**INSTRUCTION**
Transcribe the records below exactly.

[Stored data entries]
+++

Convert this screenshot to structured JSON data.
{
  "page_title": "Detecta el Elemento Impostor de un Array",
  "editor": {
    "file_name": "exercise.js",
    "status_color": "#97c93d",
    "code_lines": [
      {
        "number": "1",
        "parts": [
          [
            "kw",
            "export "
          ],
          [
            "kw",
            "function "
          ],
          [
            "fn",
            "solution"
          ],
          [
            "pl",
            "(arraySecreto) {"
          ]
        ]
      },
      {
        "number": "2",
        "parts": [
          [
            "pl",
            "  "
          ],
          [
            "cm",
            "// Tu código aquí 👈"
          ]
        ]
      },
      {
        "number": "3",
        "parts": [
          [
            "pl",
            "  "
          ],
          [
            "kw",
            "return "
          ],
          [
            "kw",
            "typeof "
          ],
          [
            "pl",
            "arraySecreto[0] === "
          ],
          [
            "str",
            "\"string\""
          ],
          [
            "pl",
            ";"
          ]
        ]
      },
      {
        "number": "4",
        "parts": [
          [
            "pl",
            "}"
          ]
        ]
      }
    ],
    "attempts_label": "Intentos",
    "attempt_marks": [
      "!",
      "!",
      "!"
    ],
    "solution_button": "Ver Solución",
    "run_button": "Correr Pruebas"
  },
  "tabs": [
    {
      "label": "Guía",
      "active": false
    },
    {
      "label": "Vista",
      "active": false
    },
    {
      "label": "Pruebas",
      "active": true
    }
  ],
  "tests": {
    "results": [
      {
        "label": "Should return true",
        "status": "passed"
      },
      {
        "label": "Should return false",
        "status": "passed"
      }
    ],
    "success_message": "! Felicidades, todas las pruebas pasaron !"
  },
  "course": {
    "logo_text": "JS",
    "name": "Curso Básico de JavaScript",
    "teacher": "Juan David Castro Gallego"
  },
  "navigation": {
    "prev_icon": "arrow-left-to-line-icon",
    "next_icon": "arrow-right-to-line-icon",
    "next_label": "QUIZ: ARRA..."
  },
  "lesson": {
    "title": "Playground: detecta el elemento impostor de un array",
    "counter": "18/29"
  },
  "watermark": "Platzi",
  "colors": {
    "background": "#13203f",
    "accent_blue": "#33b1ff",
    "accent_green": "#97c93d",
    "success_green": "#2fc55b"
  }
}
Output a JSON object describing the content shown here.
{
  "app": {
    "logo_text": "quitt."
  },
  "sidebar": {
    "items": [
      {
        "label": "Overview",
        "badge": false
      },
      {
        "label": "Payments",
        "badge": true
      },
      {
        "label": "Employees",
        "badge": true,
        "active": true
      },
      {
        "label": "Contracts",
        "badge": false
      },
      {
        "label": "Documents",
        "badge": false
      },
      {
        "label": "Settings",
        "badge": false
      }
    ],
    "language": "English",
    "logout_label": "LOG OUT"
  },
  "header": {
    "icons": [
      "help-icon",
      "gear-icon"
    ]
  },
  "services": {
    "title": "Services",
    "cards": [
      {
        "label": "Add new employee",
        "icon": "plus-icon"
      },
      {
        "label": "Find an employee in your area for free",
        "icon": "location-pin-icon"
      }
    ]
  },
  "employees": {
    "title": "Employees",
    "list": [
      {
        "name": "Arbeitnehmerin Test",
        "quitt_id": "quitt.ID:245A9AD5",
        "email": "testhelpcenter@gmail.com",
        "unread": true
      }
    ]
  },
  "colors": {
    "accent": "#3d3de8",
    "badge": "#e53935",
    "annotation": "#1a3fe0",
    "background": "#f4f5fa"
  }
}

+++

**FINAL ANSWER**
Convert this screenshot to structured JSON data.
{
  "page_title": "Detecta el Elemento Impostor de un Array",
  "editor": {
    "file_name": "exercise.js",
    "status_color": "#97c93d",
    "code_lines": [
      {
        "number": "1",
        "parts": [
          [
            "kw",
            "export "
          ],
          [
            "kw",
            "function "
          ],
          [
            "fn",
            "solution"
          ],
          [
            "pl",
            "(arraySecreto) {"
          ]
        ]
      },
      {
        "number": "2",
        "parts": [
          [
            "pl",
            "  "
          ],
          [
            "cm",
            "// Tu código aquí 👈"
          ]
        ]
      },
      {
        "number": "3",
        "parts": [
          [
            "pl",
            "  "
          ],
          [
            "kw",
            "return "
          ],
          [
            "kw",
            "typeof "
          ],
          [
            "pl",
            "arraySecreto[0] === "
          ],
          [
            "str",
            "\"string\""
          ],
          [
            "pl",
            ";"
          ]
        ]
      },
      {
        "number": "4",
        "parts": [
          [
            "pl",
            "}"
          ]
        ]
      }
    ],
    "attempts_label": "Intentos",
    "attempt_marks": [
      "!",
      "!",
      "!"
    ],
    "solution_button": "Ver Solución",
    "run_button": "Correr Pruebas"
  },
  "tabs": [
    {
      "label": "Guía",
      "active": false
    },
    {
      "label": "Vista",
      "active": false
    },
    {
      "label": "Pruebas",
      "active": true
    }
  ],
  "tests": {
    "results": [
      {
        "label": "Should return true",
        "status": "passed"
      },
      {
        "label": "Should return false",
        "status": "passed"
      }
    ],
    "success_message": "! Felicidades, todas las pruebas pasaron !"
  },
  "course": {
    "logo_text": "JS",
    "name": "Curso Básico de JavaScript",
    "teacher": "Juan David Castro Gallego"
  },
  "navigation": {
    "prev_icon": "arrow-left-to-line-icon",
    "next_icon": "arrow-right-to-line-icon",
    "next_label": "QUIZ: ARRA..."
  },
  "lesson": {
    "title": "Playground: detecta el elemento impostor de un array",
    "counter": "18/29"
  },
  "watermark": "Platzi",
  "colors": {
    "background": "#13203f",
    "accent_blue": "#33b1ff",
    "accent_green": "#97c93d",
    "success_green": "#2fc55b"
  }
}
Output a JSON object describing the content shown here.
{
  "app": {
    "logo_text": "quitt."
  },
  "sidebar": {
    "items": [
      {
        "label": "Overview",
        "badge": false
      },
      {
        "label": "Payments",
        "badge": true
      },
      {
        "label": "Employees",
        "badge": true,
        "active": true
      },
      {
        "label": "Contracts",
        "badge": false
      },
      {
        "label": "Documents",
        "badge": false
      },
      {
        "label": "Settings",
        "badge": false
      }
    ],
    "language": "English",
    "logout_label": "LOG OUT"
  },
  "header": {
    "icons": [
      "help-icon",
      "gear-icon"
    ]
  },
  "services": {
    "title": "Services",
    "cards": [
      {
        "label": "Add new employee",
        "icon": "plus-icon"
      },
      {
        "label": "Find an employee in your area for free",
        "icon": "location-pin-icon"
      }
    ]
  },
  "employees": {
    "title": "Employees",
    "list": [
      {
        "name": "Arbeitnehmerin Test",
        "quitt_id": "quitt.ID:245A9AD5",
        "email": "testhelpcenter@gmail.com",
        "unread": true
      }
    ]
  },
  "colors": {
    "accent": "#3d3de8",
    "badge": "#e53935",
    "annotation": "#1a3fe0",
    "background": "#f4f5fa"
  }
}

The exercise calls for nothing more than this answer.